*** INFORMATION PROVIDED ***

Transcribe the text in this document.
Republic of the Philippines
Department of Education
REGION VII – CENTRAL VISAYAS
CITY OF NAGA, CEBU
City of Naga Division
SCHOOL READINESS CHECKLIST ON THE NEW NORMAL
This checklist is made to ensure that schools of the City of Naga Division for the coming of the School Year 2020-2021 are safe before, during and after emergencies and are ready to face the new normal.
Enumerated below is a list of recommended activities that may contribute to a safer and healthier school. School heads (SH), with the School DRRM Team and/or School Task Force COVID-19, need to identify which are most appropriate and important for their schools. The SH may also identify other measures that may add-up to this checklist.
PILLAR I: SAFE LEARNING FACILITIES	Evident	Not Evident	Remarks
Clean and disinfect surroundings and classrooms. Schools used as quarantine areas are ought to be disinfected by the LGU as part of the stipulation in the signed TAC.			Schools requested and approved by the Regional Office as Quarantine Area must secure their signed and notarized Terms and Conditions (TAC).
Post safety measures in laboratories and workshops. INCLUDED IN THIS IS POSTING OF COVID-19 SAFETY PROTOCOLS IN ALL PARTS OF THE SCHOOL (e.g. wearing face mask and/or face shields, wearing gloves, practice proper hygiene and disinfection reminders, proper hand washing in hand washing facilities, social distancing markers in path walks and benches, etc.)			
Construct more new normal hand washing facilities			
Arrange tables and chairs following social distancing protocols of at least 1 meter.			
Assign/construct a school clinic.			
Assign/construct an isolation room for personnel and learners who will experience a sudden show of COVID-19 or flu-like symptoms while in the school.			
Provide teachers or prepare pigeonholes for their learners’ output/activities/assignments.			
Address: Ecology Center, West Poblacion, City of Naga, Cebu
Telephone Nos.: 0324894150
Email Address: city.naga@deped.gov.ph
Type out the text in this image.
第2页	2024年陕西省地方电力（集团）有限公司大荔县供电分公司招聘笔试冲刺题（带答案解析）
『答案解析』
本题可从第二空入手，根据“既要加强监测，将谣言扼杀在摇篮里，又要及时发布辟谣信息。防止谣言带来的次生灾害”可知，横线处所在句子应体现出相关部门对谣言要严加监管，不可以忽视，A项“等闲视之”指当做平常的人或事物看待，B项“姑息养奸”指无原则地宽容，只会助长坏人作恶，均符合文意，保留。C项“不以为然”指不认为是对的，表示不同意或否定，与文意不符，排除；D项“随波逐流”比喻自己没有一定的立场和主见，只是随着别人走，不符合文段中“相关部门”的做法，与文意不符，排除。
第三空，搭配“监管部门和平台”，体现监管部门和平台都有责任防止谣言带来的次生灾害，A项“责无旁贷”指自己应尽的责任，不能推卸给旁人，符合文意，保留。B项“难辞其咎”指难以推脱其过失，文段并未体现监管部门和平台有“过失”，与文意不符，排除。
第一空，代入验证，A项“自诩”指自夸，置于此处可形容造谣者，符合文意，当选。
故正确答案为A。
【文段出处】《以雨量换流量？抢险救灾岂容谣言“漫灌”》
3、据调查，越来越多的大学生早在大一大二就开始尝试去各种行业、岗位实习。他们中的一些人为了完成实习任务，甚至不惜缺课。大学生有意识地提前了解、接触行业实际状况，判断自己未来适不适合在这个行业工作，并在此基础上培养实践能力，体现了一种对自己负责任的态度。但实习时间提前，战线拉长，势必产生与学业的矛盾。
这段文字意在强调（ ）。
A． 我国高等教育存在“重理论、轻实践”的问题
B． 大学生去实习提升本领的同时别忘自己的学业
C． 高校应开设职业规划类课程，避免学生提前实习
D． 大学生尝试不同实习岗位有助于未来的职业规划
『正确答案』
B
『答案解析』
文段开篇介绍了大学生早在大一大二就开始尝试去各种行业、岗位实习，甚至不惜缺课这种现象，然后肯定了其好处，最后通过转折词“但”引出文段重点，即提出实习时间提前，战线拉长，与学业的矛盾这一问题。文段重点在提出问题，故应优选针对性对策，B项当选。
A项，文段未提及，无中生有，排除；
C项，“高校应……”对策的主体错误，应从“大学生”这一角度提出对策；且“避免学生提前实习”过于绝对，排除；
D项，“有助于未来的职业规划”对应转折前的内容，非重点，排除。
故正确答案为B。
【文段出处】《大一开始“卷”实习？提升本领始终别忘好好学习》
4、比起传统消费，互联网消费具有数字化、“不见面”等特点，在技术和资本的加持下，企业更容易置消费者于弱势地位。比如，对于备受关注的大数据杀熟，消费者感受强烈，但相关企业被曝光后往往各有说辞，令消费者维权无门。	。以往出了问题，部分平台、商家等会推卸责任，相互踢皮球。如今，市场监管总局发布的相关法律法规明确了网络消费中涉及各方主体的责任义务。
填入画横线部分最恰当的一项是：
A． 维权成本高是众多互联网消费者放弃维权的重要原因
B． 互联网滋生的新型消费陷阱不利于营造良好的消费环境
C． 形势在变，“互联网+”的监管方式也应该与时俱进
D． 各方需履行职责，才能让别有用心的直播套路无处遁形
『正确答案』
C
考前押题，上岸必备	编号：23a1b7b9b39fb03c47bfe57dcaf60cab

***

GOAL — Your task is to repeat each line of the material exactly.

EXPECTED OUTPUT —
Transcribe the text in this document.
Republic of the Philippines
Department of Education
REGION VII – CENTRAL VISAYAS
CITY OF NAGA, CEBU
City of Naga Division
SCHOOL READINESS CHECKLIST ON THE NEW NORMAL
This checklist is made to ensure that schools of the City of Naga Division for the coming of the School Year 2020-2021 are safe before, during and after emergencies and are ready to face the new normal.
Enumerated below is a list of recommended activities that may contribute to a safer and healthier school. School heads (SH), with the School DRRM Team and/or School Task Force COVID-19, need to identify which are most appropriate and important for their schools. The SH may also identify other measures that may add-up to this checklist.
PILLAR I: SAFE LEARNING FACILITIES	Evident	Not Evident	Remarks
Clean and disinfect surroundings and classrooms. Schools used as quarantine areas are ought to be disinfected by the LGU as part of the stipulation in the signed TAC.			Schools requested and approved by the Regional Office as Quarantine Area must secure their signed and notarized Terms and Conditions (TAC).
Post safety measures in laboratories and workshops. INCLUDED IN THIS IS POSTING OF COVID-19 SAFETY PROTOCOLS IN ALL PARTS OF THE SCHOOL (e.g. wearing face mask and/or face shields, wearing gloves, practice proper hygiene and disinfection reminders, proper hand washing in hand washing facilities, social distancing markers in path walks and benches, etc.)			
Construct more new normal hand washing facilities			
Arrange tables and chairs following social distancing protocols of at least 1 meter.			
Assign/construct a school clinic.			
Assign/construct an isolation room for personnel and learners who will experience a sudden show of COVID-19 or flu-like symptoms while in the school.			
Provide teachers or prepare pigeonholes for their learners’ output/activities/assignments.			
Address: Ecology Center, West Poblacion, City of Naga, Cebu
Telephone Nos.: 0324894150
Email Address: city.naga@deped.gov.ph
Type out the text in this image.
第2页	2024年陕西省地方电力（集团）有限公司大荔县供电分公司招聘笔试冲刺题（带答案解析）
『答案解析』
本题可从第二空入手，根据“既要加强监测，将谣言扼杀在摇篮里，又要及时发布辟谣信息。防止谣言带来的次生灾害”可知，横线处所在句子应体现出相关部门对谣言要严加监管，不可以忽视，A项“等闲视之”指当做平常的人或事物看待，B项“姑息养奸”指无原则地宽容，只会助长坏人作恶，均符合文意，保留。C项“不以为然”指不认为是对的，表示不同意或否定，与文意不符，排除；D项“随波逐流”比喻自己没有一定的立场和主见，只是随着别人走，不符合文段中“相关部门”的做法，与文意不符，排除。
第三空，搭配“监管部门和平台”，体现监管部门和平台都有责任防止谣言带来的次生灾害，A项“责无旁贷”指自己应尽的责任，不能推卸给旁人，符合文意，保留。B项“难辞其咎”指难以推脱其过失，文段并未体现监管部门和平台有“过失”，与文意不符，排除。
第一空，代入验证，A项“自诩”指自夸，置于此处可形容造谣者，符合文意，当选。
故正确答案为A。
【文段出处】《以雨量换流量？抢险救灾岂容谣言“漫灌”》
3、据调查，越来越多的大学生早在大一大二就开始尝试去各种行业、岗位实习。他们中的一些人为了完成实习任务，甚至不惜缺课。大学生有意识地提前了解、接触行业实际状况，判断自己未来适不适合在这个行业工作，并在此基础上培养实践能力，体现了一种对自己负责任的态度。但实习时间提前，战线拉长，势必产生与学业的矛盾。
这段文字意在强调（ ）。
A． 我国高等教育存在“重理论、轻实践”的问题
B． 大学生去实习提升本领的同时别忘自己的学业
C． 高校应开设职业规划类课程，避免学生提前实习
D． 大学生尝试不同实习岗位有助于未来的职业规划
『正确答案』
B
『答案解析』
文段开篇介绍了大学生早在大一大二就开始尝试去各种行业、岗位实习，甚至不惜缺课这种现象，然后肯定了其好处，最后通过转折词“但”引出文段重点，即提出实习时间提前，战线拉长，与学业的矛盾这一问题。文段重点在提出问题，故应优选针对性对策，B项当选。
A项，文段未提及，无中生有，排除；
C项，“高校应……”对策的主体错误，应从“大学生”这一角度提出对策；且“避免学生提前实习”过于绝对，排除；
D项，“有助于未来的职业规划”对应转折前的内容，非重点，排除。
故正确答案为B。
【文段出处】《大一开始“卷”实习？提升本领始终别忘好好学习》
4、比起传统消费，互联网消费具有数字化、“不见面”等特点，在技术和资本的加持下，企业更容易置消费者于弱势地位。比如，对于备受关注的大数据杀熟，消费者感受强烈，但相关企业被曝光后往往各有说辞，令消费者维权无门。	。以往出了问题，部分平台、商家等会推卸责任，相互踢皮球。如今，市场监管总局发布的相关法律法规明确了网络消费中涉及各方主体的责任义务。
填入画横线部分最恰当的一项是：
A． 维权成本高是众多互联网消费者放弃维权的重要原因
B． 互联网滋生的新型消费陷阱不利于营造良好的消费环境
C． 形势在变，“互联网+”的监管方式也应该与时俱进
D． 各方需履行职责，才能让别有用心的直播套路无处遁形
『正确答案』
C
考前押题，上岸必备	编号：23a1b7b9b39fb03c47bfe57dcaf60cab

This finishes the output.